[Provided material]

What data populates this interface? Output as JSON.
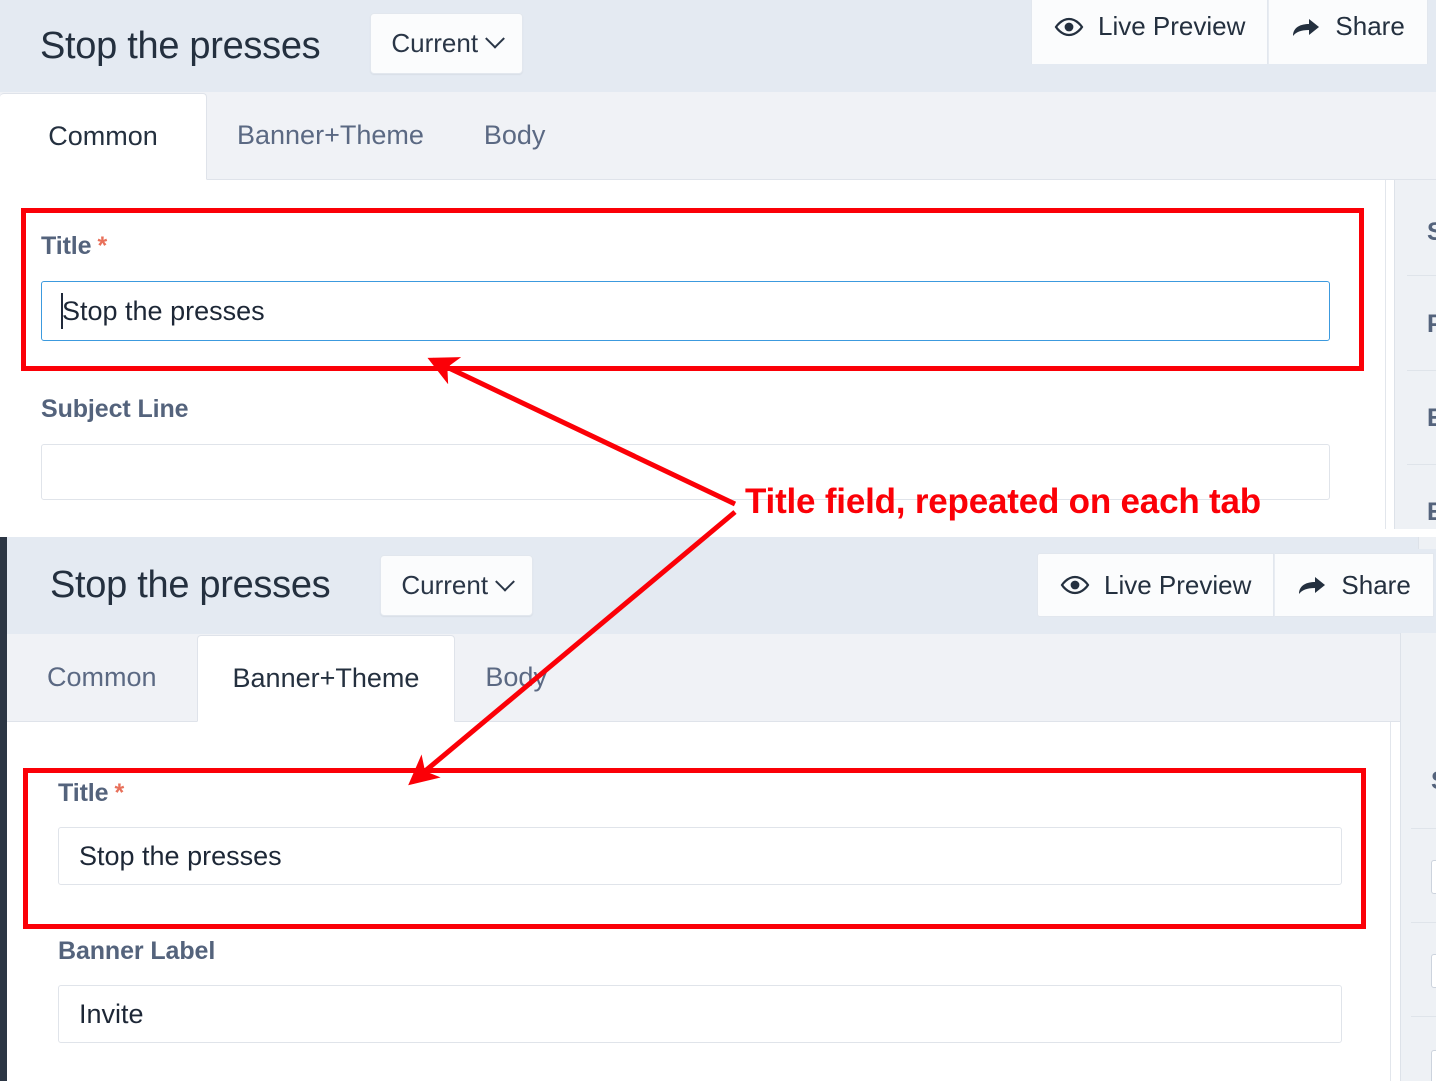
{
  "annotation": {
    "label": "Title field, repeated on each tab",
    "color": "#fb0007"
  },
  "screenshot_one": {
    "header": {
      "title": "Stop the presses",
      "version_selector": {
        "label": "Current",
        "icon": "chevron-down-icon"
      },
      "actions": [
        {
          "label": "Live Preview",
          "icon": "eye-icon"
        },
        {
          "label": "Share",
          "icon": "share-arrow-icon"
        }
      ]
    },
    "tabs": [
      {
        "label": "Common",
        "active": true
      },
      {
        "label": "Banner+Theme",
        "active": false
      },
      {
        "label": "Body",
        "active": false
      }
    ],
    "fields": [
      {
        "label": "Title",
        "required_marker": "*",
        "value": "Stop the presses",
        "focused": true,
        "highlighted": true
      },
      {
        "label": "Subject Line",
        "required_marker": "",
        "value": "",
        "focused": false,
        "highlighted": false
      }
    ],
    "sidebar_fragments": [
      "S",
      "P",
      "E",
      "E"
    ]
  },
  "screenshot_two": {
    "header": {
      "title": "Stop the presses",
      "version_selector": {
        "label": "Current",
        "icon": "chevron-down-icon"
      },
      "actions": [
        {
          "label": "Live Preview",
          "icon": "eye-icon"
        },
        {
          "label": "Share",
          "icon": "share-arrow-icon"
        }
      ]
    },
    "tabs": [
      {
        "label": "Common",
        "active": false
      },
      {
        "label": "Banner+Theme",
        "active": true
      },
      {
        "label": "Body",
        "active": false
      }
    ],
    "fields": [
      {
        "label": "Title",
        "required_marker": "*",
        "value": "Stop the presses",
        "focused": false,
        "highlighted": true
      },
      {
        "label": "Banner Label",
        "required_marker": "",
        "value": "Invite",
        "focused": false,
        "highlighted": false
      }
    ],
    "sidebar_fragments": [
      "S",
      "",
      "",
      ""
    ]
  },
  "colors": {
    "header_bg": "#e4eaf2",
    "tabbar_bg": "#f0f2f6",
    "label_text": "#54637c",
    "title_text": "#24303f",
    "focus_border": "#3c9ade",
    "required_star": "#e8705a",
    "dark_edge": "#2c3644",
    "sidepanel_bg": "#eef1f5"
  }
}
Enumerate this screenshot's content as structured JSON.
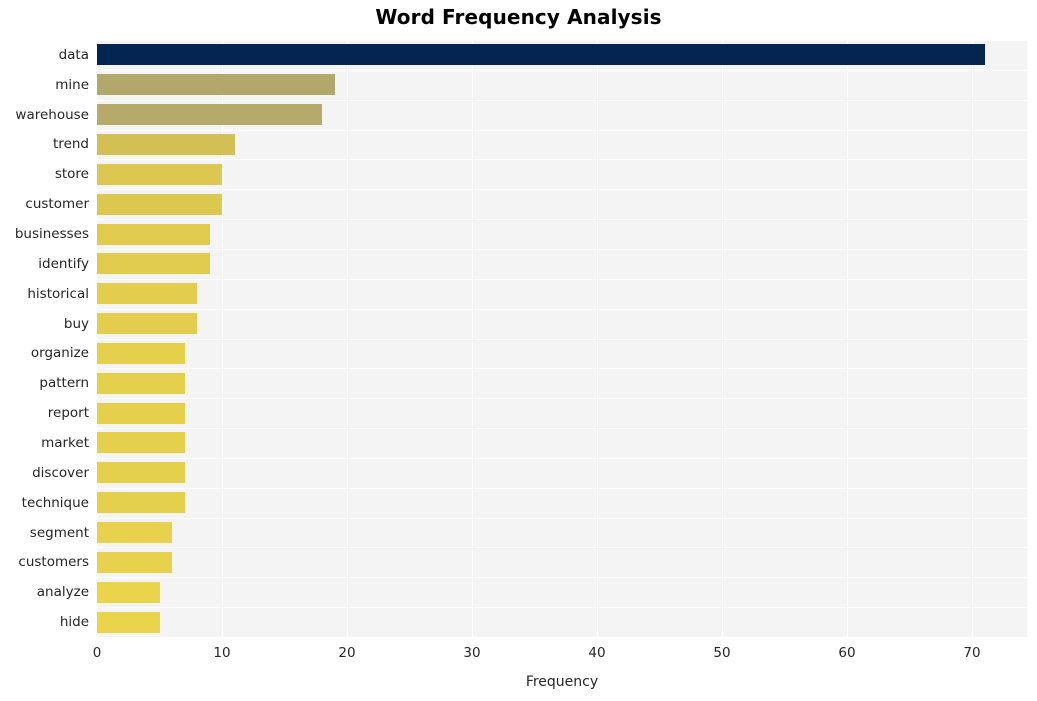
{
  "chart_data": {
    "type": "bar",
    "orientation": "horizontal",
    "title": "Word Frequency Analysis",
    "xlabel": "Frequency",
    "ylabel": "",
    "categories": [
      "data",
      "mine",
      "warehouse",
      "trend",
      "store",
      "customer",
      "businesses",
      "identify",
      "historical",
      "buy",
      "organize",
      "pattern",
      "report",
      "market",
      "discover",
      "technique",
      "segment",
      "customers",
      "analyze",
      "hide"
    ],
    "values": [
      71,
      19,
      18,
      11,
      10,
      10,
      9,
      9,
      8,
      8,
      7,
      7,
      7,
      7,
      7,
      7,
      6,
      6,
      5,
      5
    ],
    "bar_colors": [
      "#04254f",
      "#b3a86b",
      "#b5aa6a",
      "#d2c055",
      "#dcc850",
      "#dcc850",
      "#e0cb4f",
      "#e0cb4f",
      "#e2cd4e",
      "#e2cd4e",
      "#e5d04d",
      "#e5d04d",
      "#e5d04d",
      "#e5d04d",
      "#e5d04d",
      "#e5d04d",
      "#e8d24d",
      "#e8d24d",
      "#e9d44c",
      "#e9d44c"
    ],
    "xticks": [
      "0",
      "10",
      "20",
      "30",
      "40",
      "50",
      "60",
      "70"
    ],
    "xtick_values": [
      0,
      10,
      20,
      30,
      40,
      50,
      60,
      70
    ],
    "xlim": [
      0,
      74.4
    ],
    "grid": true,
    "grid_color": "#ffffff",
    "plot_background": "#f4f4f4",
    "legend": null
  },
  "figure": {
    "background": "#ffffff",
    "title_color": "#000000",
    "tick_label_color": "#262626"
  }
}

[Goal of the exercise] Report the number of lines of the listing above that hold the string "ffffff", with no other text.

[Problem solution] 2